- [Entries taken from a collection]
/---

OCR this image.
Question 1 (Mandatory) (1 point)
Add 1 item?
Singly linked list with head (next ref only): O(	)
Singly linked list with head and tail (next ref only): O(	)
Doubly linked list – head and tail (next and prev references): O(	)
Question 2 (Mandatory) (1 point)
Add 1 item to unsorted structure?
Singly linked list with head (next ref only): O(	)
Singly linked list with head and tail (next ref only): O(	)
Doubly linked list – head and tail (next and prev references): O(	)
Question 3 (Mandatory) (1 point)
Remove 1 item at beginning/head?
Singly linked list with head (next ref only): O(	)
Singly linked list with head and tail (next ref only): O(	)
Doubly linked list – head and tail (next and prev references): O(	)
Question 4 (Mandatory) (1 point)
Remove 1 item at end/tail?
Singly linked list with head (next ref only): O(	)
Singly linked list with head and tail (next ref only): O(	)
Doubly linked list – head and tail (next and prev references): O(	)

\---
/---

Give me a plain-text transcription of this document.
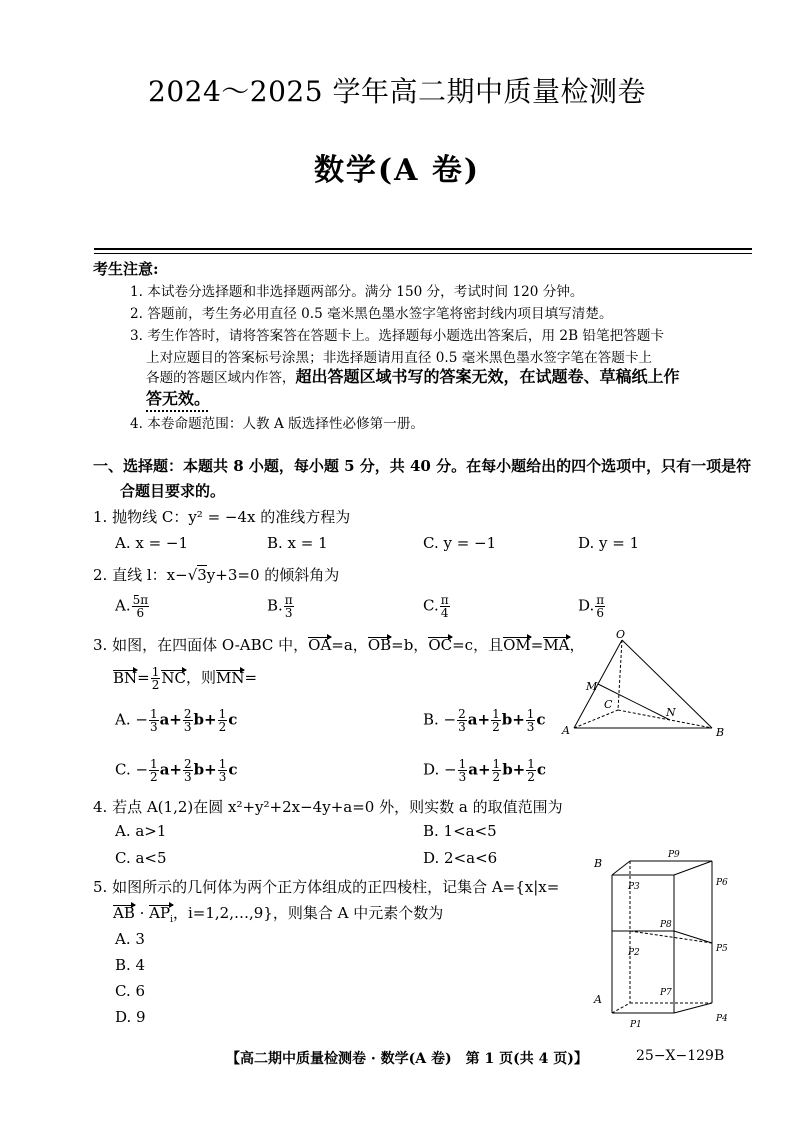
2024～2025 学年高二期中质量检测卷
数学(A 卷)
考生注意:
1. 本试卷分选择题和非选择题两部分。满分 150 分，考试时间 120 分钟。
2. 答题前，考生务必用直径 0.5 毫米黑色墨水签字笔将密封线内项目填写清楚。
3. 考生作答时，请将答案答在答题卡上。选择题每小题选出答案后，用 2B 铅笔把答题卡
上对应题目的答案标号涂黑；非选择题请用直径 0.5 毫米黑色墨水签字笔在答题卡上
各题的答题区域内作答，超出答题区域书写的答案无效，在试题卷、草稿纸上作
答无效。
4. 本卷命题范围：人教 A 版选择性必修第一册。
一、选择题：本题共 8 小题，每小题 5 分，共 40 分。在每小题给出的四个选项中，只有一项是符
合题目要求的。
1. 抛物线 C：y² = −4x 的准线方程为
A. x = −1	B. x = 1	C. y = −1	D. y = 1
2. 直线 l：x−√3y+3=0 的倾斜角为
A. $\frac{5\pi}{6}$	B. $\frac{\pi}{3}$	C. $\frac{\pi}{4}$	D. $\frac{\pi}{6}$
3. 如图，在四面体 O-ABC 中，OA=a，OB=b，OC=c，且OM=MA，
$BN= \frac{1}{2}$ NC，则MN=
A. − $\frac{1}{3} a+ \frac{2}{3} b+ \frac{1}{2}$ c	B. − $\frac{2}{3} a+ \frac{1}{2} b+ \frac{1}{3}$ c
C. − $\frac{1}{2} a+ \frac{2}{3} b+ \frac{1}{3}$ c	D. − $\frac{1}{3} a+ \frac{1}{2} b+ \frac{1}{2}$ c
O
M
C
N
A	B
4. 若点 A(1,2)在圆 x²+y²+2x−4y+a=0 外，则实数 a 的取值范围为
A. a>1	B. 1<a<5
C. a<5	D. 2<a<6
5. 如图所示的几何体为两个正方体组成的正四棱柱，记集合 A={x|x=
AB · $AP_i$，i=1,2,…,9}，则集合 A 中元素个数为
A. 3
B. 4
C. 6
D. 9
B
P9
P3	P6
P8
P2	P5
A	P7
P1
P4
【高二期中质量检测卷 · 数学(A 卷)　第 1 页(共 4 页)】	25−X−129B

\---
/---

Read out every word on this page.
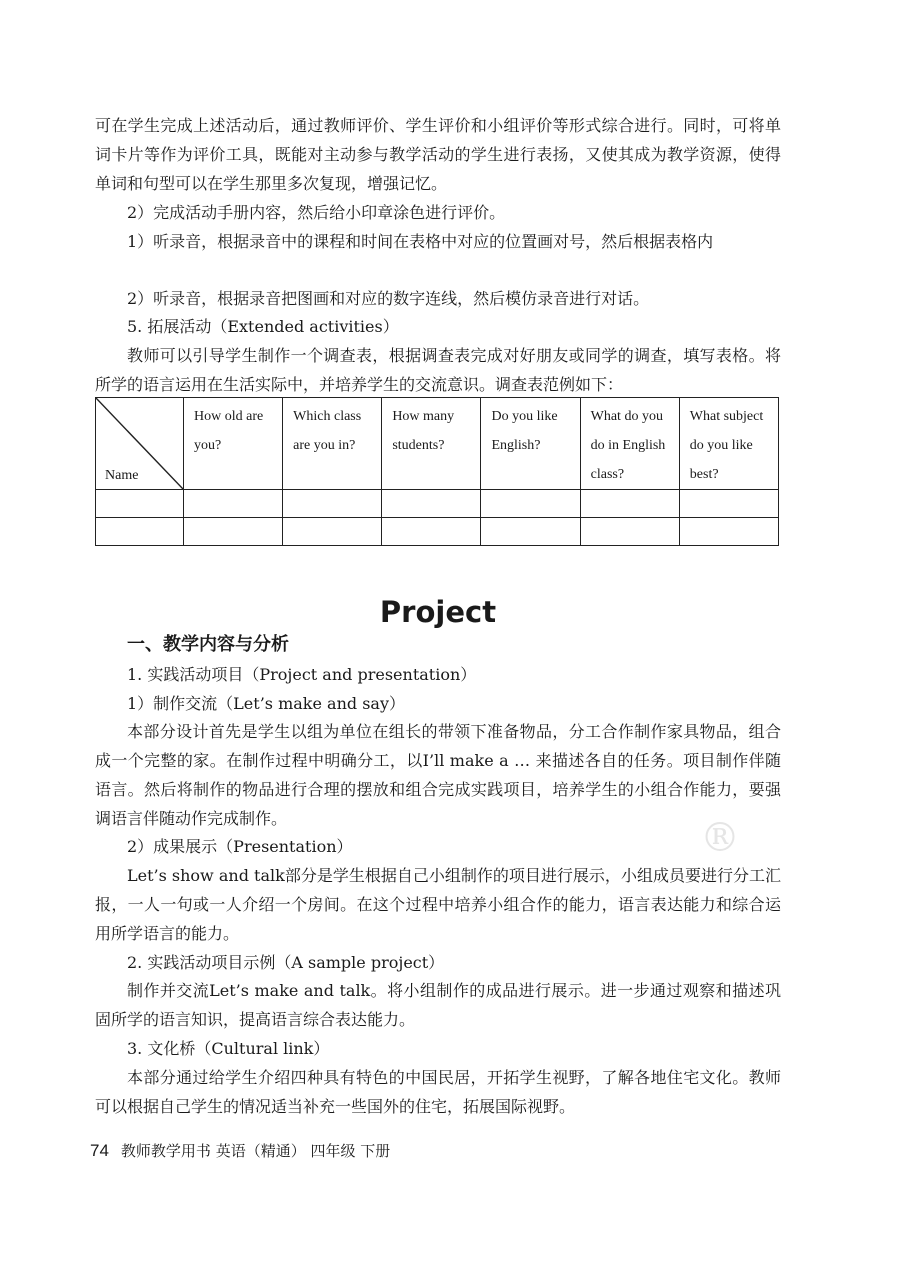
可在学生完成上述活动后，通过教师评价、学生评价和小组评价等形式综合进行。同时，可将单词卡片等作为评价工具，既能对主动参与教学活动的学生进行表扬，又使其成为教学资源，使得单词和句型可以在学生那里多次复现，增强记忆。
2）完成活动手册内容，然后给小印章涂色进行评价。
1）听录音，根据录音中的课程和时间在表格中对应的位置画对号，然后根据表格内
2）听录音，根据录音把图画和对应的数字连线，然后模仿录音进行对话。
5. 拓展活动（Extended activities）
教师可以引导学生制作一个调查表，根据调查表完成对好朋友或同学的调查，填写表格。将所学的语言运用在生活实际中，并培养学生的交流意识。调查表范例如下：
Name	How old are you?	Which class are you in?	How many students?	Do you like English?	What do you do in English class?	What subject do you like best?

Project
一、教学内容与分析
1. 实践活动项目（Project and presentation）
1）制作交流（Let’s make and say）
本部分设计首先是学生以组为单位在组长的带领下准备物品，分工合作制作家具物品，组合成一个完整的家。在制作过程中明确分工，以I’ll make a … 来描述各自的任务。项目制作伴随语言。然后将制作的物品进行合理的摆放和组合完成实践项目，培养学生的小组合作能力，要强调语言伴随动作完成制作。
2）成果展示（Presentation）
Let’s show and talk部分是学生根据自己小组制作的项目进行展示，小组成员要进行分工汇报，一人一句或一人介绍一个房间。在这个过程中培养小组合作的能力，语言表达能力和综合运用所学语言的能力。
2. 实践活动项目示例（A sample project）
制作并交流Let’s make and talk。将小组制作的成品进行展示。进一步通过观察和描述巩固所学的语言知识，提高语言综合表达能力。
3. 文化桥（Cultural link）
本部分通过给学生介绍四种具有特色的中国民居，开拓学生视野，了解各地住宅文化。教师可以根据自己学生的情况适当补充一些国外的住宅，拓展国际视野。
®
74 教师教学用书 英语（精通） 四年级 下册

\---

- [PROBLEM TO WORK ON] Show every line in the records above that contains the word "Mandatory".

- [TASK RESPONSE]
Question 1 (Mandatory) (1 point)
Question 2 (Mandatory) (1 point)
Question 3 (Mandatory) (1 point)
Question 4 (Mandatory) (1 point)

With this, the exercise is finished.